» **WORK TASK**
Copy out all lines bearing the word "superfamily" from the listing below.

» **RECORDS FOR THE EXERCISE**

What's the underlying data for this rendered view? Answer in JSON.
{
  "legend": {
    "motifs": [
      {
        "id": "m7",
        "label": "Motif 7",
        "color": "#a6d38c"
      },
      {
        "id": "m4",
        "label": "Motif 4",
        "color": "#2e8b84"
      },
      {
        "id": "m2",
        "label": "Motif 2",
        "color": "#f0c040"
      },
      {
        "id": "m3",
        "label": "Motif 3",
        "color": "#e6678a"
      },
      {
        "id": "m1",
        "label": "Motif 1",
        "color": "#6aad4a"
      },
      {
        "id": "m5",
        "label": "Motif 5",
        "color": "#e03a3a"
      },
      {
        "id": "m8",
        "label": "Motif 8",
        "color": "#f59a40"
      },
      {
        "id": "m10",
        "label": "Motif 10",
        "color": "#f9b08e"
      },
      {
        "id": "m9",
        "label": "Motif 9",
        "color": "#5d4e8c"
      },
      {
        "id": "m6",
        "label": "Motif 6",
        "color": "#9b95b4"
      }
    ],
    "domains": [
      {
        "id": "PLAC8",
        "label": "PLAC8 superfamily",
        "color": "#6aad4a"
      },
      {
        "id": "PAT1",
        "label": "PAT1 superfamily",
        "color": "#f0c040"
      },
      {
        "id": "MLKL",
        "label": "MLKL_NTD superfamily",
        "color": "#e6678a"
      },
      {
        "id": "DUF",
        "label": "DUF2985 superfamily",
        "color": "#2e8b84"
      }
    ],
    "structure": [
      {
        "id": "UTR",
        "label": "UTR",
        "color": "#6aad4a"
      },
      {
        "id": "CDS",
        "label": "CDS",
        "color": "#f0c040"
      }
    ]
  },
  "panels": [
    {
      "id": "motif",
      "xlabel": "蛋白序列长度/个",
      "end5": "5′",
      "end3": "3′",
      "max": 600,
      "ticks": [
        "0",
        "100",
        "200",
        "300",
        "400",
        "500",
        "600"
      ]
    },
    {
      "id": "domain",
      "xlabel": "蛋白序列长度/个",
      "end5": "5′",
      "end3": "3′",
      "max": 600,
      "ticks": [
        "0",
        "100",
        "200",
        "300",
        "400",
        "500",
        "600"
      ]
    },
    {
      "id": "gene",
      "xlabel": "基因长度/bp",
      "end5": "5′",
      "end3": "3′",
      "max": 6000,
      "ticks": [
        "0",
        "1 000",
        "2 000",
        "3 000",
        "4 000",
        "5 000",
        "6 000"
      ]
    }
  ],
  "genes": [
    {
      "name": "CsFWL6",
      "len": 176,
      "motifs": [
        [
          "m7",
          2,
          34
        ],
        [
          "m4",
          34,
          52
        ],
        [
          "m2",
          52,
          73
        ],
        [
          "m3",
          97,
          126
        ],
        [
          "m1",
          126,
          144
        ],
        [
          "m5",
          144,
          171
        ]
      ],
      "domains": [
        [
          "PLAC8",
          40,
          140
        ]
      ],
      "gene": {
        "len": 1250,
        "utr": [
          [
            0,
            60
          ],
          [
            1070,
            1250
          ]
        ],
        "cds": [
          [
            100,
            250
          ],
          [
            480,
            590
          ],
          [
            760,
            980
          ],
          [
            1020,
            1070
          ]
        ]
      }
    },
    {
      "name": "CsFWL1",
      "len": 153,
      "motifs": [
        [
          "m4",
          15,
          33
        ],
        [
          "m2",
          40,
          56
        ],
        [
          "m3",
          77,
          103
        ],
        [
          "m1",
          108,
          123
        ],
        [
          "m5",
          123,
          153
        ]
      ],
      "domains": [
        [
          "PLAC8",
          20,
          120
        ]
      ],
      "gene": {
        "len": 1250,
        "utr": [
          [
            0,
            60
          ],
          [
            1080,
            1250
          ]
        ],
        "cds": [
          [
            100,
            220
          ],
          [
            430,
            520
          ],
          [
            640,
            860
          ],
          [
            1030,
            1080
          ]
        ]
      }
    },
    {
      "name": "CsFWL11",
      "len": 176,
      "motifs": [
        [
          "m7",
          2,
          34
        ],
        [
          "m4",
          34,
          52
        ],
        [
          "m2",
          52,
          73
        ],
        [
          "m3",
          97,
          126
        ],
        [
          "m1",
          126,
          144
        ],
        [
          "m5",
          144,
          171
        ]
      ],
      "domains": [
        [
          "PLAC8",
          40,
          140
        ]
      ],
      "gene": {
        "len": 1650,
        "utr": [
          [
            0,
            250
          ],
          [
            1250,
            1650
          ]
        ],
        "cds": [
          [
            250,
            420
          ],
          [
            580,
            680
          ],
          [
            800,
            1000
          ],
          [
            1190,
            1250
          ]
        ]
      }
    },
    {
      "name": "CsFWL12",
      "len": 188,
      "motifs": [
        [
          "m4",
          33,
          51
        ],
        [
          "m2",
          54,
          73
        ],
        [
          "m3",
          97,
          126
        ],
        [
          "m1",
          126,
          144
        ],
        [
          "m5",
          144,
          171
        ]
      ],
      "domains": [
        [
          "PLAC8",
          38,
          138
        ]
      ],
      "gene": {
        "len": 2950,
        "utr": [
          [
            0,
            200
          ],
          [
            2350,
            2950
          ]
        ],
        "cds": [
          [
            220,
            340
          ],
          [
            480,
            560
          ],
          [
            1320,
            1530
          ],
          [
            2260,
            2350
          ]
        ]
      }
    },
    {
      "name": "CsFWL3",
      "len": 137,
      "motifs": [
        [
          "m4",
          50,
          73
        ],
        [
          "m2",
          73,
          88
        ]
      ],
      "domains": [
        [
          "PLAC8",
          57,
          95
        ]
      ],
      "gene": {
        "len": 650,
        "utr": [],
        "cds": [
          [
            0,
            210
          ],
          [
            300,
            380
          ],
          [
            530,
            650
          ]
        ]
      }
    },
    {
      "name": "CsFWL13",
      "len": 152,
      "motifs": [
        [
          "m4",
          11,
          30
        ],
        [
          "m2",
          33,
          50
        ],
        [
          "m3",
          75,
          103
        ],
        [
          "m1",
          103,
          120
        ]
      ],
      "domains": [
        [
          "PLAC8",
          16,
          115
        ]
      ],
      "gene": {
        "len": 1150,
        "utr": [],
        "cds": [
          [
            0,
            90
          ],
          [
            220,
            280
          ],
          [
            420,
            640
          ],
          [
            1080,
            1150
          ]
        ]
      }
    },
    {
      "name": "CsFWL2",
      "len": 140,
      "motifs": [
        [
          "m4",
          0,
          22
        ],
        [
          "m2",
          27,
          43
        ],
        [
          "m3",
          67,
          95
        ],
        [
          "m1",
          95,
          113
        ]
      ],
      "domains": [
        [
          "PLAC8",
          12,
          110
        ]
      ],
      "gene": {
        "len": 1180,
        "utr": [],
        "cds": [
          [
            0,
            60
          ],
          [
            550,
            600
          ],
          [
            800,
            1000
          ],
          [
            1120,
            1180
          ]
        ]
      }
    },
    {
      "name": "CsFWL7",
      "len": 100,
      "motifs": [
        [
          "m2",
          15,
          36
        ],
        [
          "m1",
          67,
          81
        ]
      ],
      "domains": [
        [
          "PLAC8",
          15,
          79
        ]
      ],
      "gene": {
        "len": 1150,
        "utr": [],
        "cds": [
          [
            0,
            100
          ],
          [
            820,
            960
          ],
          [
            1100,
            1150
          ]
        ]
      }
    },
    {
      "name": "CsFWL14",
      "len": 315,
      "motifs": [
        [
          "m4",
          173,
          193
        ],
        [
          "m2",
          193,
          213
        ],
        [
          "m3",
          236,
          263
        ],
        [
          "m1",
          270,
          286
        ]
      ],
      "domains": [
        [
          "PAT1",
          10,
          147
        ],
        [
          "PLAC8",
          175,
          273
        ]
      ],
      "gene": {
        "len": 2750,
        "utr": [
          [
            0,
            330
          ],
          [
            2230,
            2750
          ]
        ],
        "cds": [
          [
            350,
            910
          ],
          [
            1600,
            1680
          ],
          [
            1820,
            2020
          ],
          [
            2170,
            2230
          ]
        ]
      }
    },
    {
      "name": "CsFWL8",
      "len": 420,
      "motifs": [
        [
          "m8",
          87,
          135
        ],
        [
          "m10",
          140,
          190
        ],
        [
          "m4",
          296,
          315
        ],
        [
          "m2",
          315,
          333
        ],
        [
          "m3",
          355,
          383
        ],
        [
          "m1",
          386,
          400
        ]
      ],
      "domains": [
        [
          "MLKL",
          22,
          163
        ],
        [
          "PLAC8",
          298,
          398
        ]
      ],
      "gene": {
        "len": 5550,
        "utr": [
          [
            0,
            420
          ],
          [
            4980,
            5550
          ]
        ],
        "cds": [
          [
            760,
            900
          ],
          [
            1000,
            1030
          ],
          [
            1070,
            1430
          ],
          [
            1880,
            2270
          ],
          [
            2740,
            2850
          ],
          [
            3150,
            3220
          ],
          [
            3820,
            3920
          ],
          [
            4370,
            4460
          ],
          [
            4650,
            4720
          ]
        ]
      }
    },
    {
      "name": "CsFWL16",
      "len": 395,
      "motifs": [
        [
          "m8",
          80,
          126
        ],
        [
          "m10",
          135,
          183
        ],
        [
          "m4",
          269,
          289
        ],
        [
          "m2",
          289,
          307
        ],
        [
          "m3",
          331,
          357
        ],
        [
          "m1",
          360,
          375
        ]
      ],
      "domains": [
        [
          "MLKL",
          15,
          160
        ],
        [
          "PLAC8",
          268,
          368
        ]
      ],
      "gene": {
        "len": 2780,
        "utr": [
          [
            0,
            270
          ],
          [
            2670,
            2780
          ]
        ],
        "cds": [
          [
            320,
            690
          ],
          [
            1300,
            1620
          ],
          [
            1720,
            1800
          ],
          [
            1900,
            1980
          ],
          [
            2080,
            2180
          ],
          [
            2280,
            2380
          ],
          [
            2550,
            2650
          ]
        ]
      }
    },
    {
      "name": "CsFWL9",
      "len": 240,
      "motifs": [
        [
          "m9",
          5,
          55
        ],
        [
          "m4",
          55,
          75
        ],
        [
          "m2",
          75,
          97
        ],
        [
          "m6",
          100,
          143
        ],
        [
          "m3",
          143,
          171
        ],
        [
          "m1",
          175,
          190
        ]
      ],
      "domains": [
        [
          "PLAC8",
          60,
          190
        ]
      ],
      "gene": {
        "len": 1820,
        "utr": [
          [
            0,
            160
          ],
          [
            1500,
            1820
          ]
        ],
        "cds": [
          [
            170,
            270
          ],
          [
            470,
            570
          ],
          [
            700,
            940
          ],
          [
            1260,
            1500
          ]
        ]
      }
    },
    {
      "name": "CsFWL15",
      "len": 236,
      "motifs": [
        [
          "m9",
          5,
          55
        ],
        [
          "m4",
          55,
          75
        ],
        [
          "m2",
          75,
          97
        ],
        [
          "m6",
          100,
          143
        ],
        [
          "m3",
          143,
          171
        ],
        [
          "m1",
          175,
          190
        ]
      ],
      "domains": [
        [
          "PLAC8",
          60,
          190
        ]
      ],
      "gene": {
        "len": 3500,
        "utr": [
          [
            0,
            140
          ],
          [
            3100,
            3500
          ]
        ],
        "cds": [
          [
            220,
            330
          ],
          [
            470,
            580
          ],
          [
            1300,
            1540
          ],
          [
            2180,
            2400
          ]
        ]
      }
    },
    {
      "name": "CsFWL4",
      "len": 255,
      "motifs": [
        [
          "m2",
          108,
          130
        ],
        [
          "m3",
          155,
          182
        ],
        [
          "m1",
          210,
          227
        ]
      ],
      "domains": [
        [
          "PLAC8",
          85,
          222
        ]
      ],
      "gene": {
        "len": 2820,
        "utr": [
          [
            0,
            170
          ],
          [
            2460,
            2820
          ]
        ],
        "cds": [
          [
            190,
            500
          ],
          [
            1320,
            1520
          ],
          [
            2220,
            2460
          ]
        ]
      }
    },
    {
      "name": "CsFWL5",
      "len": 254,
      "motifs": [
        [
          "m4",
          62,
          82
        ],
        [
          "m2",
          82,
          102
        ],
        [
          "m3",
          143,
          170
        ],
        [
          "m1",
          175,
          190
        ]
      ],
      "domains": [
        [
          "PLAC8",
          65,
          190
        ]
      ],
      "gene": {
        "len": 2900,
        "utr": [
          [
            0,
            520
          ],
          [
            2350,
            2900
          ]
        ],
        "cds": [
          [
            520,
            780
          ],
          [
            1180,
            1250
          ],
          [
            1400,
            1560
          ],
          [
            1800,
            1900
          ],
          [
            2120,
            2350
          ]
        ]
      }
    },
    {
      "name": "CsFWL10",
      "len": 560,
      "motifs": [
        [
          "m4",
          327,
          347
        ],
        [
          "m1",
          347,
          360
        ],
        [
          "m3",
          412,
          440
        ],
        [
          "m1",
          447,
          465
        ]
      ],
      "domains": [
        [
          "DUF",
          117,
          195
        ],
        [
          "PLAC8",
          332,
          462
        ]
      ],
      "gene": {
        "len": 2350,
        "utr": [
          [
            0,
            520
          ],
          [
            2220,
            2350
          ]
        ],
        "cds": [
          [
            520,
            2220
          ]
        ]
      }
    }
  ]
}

» **RESPONSE TO THE TASK**
        "label": "PLAC8 superfamily",
        "label": "PAT1 superfamily",
        "label": "MLKL_NTD superfamily",
        "label": "DUF2985 superfamily",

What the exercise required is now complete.